▶ WHAT THE TASK REQUIRES:
Write each line out again exactly as written.

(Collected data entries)
— START —
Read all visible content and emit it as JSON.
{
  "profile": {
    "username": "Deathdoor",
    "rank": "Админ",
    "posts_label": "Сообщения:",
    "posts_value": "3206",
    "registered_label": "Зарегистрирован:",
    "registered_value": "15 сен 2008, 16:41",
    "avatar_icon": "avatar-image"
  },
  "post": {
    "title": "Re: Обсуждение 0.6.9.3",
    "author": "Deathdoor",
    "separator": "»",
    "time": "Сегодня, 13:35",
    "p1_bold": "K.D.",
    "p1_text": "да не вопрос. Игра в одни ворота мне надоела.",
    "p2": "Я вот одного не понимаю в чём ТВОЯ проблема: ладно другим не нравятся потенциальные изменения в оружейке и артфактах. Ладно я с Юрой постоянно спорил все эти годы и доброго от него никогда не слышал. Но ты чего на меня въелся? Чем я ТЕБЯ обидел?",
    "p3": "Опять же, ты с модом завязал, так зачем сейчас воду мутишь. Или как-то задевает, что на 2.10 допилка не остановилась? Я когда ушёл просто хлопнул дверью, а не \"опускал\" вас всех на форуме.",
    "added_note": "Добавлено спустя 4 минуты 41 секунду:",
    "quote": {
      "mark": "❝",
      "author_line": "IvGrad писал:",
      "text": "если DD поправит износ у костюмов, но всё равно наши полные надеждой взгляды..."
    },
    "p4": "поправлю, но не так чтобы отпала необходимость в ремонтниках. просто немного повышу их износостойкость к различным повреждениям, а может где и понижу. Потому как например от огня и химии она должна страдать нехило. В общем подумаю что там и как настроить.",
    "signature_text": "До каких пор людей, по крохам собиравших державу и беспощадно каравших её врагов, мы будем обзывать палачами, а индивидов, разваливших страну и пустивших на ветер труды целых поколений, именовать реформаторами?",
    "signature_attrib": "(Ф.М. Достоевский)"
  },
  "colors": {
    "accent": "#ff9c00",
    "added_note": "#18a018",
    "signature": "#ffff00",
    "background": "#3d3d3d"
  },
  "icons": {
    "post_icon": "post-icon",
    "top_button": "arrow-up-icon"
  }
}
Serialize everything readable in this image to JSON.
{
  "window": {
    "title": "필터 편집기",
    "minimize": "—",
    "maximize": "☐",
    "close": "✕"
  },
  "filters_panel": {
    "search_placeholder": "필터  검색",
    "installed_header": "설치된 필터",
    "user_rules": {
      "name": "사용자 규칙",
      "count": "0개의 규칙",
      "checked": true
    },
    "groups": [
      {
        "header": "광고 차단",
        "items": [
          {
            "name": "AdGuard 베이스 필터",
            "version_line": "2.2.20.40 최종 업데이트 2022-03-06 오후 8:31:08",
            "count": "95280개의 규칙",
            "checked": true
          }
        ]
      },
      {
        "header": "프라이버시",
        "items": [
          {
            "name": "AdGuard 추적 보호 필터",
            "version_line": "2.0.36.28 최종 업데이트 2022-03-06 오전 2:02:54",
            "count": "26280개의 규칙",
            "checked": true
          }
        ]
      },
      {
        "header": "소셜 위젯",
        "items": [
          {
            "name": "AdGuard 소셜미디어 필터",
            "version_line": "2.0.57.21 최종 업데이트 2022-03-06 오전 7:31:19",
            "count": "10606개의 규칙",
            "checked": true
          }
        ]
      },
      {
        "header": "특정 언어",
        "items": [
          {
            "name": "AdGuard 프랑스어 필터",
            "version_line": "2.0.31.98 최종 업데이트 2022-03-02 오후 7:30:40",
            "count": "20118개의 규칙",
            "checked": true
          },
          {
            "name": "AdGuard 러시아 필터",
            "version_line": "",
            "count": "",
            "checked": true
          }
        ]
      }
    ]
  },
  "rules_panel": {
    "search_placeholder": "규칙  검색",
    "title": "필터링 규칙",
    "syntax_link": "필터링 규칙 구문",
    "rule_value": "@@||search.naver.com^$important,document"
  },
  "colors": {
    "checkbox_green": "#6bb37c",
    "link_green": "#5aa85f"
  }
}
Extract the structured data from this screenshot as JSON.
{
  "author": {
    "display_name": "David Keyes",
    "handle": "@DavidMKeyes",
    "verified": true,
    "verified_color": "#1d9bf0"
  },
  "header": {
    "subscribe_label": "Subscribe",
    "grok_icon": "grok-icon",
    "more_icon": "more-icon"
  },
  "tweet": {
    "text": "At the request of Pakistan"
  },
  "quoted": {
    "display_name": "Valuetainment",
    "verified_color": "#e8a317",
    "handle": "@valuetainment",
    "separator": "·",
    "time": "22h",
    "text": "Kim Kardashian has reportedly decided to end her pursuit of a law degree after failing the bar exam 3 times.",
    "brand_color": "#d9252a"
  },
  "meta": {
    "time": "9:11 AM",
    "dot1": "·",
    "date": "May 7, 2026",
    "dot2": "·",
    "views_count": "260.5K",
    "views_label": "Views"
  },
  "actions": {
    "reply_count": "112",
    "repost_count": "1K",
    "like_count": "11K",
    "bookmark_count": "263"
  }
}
— END —
▶ CORRECT RESPONSE:
Read all visible content and emit it as JSON.
{
  "profile": {
    "username": "Deathdoor",
    "rank": "Админ",
    "posts_label": "Сообщения:",
    "posts_value": "3206",
    "registered_label": "Зарегистрирован:",
    "registered_value": "15 сен 2008, 16:41",
    "avatar_icon": "avatar-image"
  },
  "post": {
    "title": "Re: Обсуждение 0.6.9.3",
    "author": "Deathdoor",
    "separator": "»",
    "time": "Сегодня, 13:35",
    "p1_bold": "K.D.",
    "p1_text": "да не вопрос. Игра в одни ворота мне надоела.",
    "p2": "Я вот одного не понимаю в чём ТВОЯ проблема: ладно другим не нравятся потенциальные изменения в оружейке и артфактах. Ладно я с Юрой постоянно спорил все эти годы и доброго от него никогда не слышал. Но ты чего на меня въелся? Чем я ТЕБЯ обидел?",
    "p3": "Опять же, ты с модом завязал, так зачем сейчас воду мутишь. Или как-то задевает, что на 2.10 допилка не остановилась? Я когда ушёл просто хлопнул дверью, а не \"опускал\" вас всех на форуме.",
    "added_note": "Добавлено спустя 4 минуты 41 секунду:",
    "quote": {
      "mark": "❝",
      "author_line": "IvGrad писал:",
      "text": "если DD поправит износ у костюмов, но всё равно наши полные надеждой взгляды..."
    },
    "p4": "поправлю, но не так чтобы отпала необходимость в ремонтниках. просто немного повышу их износостойкость к различным повреждениям, а может где и понижу. Потому как например от огня и химии она должна страдать нехило. В общем подумаю что там и как настроить.",
    "signature_text": "До каких пор людей, по крохам собиравших державу и беспощадно каравших её врагов, мы будем обзывать палачами, а индивидов, разваливших страну и пустивших на ветер труды целых поколений, именовать реформаторами?",
    "signature_attrib": "(Ф.М. Достоевский)"
  },
  "colors": {
    "accent": "#ff9c00",
    "added_note": "#18a018",
    "signature": "#ffff00",
    "background": "#3d3d3d"
  },
  "icons": {
    "post_icon": "post-icon",
    "top_button": "arrow-up-icon"
  }
}
Serialize everything readable in this image to JSON.
{
  "window": {
    "title": "필터 편집기",
    "minimize": "—",
    "maximize": "☐",
    "close": "✕"
  },
  "filters_panel": {
    "search_placeholder": "필터  검색",
    "installed_header": "설치된 필터",
    "user_rules": {
      "name": "사용자 규칙",
      "count": "0개의 규칙",
      "checked": true
    },
    "groups": [
      {
        "header": "광고 차단",
        "items": [
          {
            "name": "AdGuard 베이스 필터",
            "version_line": "2.2.20.40 최종 업데이트 2022-03-06 오후 8:31:08",
            "count": "95280개의 규칙",
            "checked": true
          }
        ]
      },
      {
        "header": "프라이버시",
        "items": [
          {
            "name": "AdGuard 추적 보호 필터",
            "version_line": "2.0.36.28 최종 업데이트 2022-03-06 오전 2:02:54",
            "count": "26280개의 규칙",
            "checked": true
          }
        ]
      },
      {
        "header": "소셜 위젯",
        "items": [
          {
            "name": "AdGuard 소셜미디어 필터",
            "version_line": "2.0.57.21 최종 업데이트 2022-03-06 오전 7:31:19",
            "count": "10606개의 규칙",
            "checked": true
          }
        ]
      },
      {
        "header": "특정 언어",
        "items": [
          {
            "name": "AdGuard 프랑스어 필터",
            "version_line": "2.0.31.98 최종 업데이트 2022-03-02 오후 7:30:40",
            "count": "20118개의 규칙",
            "checked": true
          },
          {
            "name": "AdGuard 러시아 필터",
            "version_line": "",
            "count": "",
            "checked": true
          }
        ]
      }
    ]
  },
  "rules_panel": {
    "search_placeholder": "규칙  검색",
    "title": "필터링 규칙",
    "syntax_link": "필터링 규칙 구문",
    "rule_value": "@@||search.naver.com^$important,document"
  },
  "colors": {
    "checkbox_green": "#6bb37c",
    "link_green": "#5aa85f"
  }
}
Extract the structured data from this screenshot as JSON.
{
  "author": {
    "display_name": "David Keyes",
    "handle": "@DavidMKeyes",
    "verified": true,
    "verified_color": "#1d9bf0"
  },
  "header": {
    "subscribe_label": "Subscribe",
    "grok_icon": "grok-icon",
    "more_icon": "more-icon"
  },
  "tweet": {
    "text": "At the request of Pakistan"
  },
  "quoted": {
    "display_name": "Valuetainment",
    "verified_color": "#e8a317",
    "handle": "@valuetainment",
    "separator": "·",
    "time": "22h",
    "text": "Kim Kardashian has reportedly decided to end her pursuit of a law degree after failing the bar exam 3 times.",
    "brand_color": "#d9252a"
  },
  "meta": {
    "time": "9:11 AM",
    "dot1": "·",
    "date": "May 7, 2026",
    "dot2": "·",
    "views_count": "260.5K",
    "views_label": "Views"
  },
  "actions": {
    "reply_count": "112",
    "repost_count": "1K",
    "like_count": "11K",
    "bookmark_count": "263"
  }
}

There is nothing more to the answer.